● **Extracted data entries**

┌────────

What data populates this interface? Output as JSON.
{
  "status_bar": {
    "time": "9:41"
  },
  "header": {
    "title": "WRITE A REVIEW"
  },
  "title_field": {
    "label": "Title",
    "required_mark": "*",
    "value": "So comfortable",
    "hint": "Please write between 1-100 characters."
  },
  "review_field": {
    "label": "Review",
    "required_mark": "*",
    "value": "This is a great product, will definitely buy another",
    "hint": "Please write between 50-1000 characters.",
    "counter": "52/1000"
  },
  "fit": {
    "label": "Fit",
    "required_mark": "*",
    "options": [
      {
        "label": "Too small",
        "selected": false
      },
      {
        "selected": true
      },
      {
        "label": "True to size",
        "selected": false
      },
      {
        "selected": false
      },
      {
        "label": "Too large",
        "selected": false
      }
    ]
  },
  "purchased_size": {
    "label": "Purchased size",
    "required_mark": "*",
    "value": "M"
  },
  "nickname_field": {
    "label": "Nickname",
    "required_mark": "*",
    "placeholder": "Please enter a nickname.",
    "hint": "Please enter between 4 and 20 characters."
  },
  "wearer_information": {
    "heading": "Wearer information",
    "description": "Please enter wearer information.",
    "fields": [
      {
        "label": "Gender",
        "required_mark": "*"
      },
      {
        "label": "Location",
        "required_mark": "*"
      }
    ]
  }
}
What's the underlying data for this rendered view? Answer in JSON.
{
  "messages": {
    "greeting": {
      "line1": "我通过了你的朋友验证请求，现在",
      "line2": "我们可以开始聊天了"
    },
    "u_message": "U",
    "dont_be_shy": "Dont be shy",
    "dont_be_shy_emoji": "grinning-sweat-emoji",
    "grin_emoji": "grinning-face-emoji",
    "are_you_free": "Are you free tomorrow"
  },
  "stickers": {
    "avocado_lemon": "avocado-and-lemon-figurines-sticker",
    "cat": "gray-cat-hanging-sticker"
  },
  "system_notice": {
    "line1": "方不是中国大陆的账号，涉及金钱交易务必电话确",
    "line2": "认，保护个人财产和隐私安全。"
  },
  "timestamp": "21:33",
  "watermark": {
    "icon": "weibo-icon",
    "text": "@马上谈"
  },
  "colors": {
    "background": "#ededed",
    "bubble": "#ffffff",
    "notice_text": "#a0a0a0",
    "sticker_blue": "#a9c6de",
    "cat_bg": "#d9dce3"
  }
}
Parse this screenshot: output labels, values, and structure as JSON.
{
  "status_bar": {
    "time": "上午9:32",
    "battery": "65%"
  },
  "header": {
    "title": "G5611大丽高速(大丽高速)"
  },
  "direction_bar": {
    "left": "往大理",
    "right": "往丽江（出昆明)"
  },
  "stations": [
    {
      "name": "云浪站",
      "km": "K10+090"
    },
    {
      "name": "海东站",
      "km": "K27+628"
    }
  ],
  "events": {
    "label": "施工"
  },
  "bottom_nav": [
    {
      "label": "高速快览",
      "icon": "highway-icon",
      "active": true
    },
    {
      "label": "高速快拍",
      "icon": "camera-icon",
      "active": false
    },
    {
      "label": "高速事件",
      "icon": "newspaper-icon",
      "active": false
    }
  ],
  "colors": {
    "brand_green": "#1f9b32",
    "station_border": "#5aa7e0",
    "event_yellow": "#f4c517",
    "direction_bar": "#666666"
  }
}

└────────

● **TASK BRIEF**
Extract every line of the records above that contains the word "enter".

● **WRITTEN ANSWER**
    "placeholder": "Please enter a nickname.",
    "hint": "Please enter between 4 and 20 characters."
    "description": "Please enter wearer information.",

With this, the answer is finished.